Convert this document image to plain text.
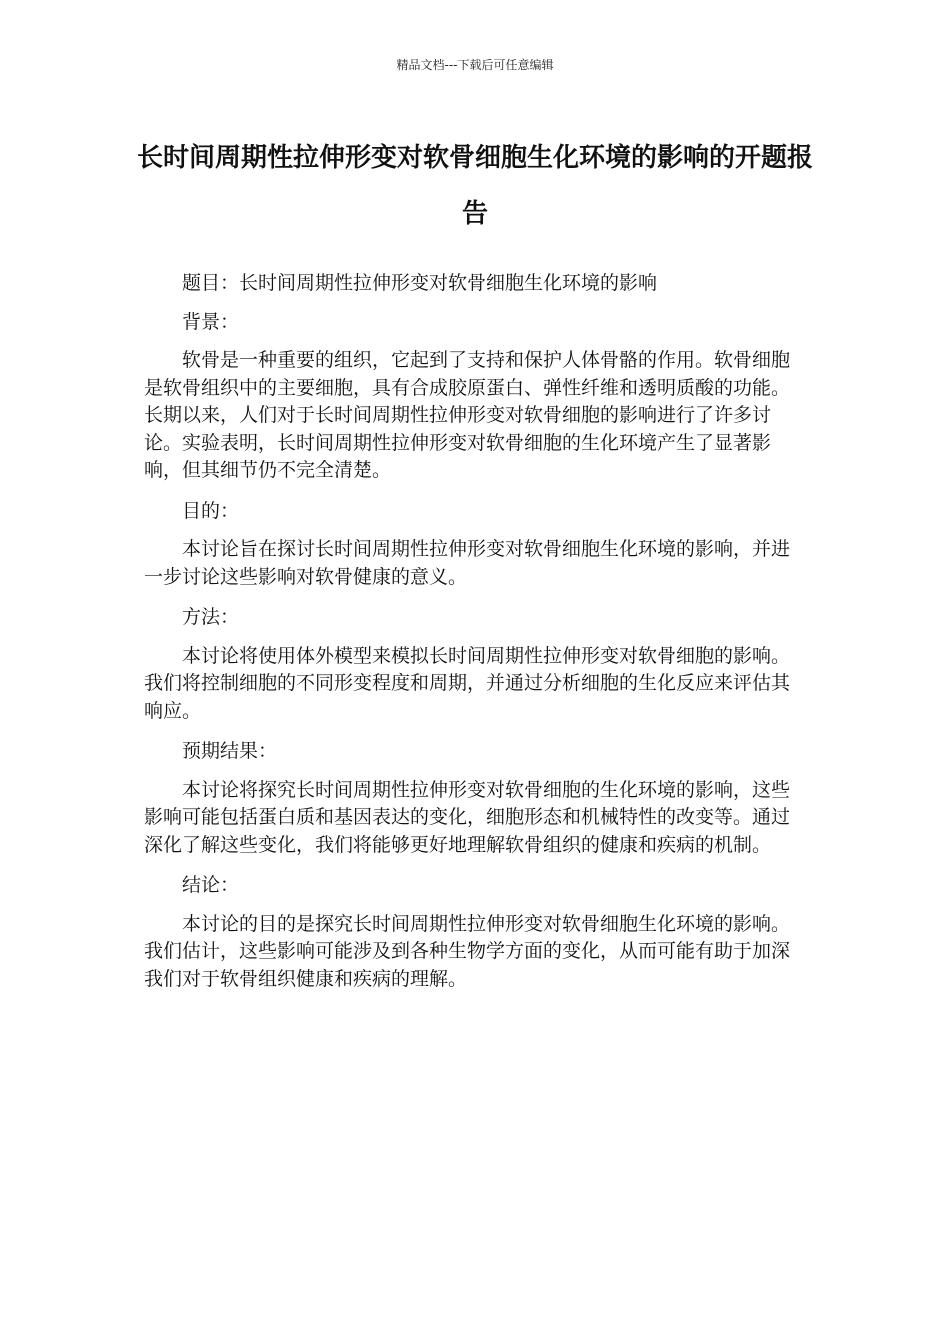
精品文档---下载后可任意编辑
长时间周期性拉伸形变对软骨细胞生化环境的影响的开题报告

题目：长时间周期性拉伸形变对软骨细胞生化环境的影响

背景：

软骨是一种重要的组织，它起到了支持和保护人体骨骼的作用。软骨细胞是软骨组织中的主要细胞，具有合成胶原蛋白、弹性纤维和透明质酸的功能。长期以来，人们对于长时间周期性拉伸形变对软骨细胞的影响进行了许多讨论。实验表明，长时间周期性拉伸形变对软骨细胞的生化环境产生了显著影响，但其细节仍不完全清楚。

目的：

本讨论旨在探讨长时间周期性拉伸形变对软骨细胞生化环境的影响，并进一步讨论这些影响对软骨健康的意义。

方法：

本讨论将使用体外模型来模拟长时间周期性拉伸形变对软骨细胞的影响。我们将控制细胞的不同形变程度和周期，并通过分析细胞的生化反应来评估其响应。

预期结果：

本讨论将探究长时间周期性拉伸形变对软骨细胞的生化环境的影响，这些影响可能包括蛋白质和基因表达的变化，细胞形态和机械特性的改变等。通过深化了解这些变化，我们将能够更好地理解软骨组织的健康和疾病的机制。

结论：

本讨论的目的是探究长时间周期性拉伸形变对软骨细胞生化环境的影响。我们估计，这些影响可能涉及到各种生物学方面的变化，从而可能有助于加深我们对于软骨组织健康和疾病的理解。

:::::

Write out all the entries word for word, but skip any images.

Convert this document image to plain text.
精品文档---下载后可任意编辑
长时间周期性拉伸形变对软骨细胞生化环境的影响的开题报告

题目：长时间周期性拉伸形变对软骨细胞生化环境的影响

背景：

软骨是一种重要的组织，它起到了支持和保护人体骨骼的作用。软骨细胞是软骨组织中的主要细胞，具有合成胶原蛋白、弹性纤维和透明质酸的功能。长期以来，人们对于长时间周期性拉伸形变对软骨细胞的影响进行了许多讨论。实验表明，长时间周期性拉伸形变对软骨细胞的生化环境产生了显著影响，但其细节仍不完全清楚。

目的：

本讨论旨在探讨长时间周期性拉伸形变对软骨细胞生化环境的影响，并进一步讨论这些影响对软骨健康的意义。

方法：

本讨论将使用体外模型来模拟长时间周期性拉伸形变对软骨细胞的影响。我们将控制细胞的不同形变程度和周期，并通过分析细胞的生化反应来评估其响应。

预期结果：

本讨论将探究长时间周期性拉伸形变对软骨细胞的生化环境的影响，这些影响可能包括蛋白质和基因表达的变化，细胞形态和机械特性的改变等。通过深化了解这些变化，我们将能够更好地理解软骨组织的健康和疾病的机制。

结论：

本讨论的目的是探究长时间周期性拉伸形变对软骨细胞生化环境的影响。我们估计，这些影响可能涉及到各种生物学方面的变化，从而可能有助于加深我们对于软骨组织健康和疾病的理解。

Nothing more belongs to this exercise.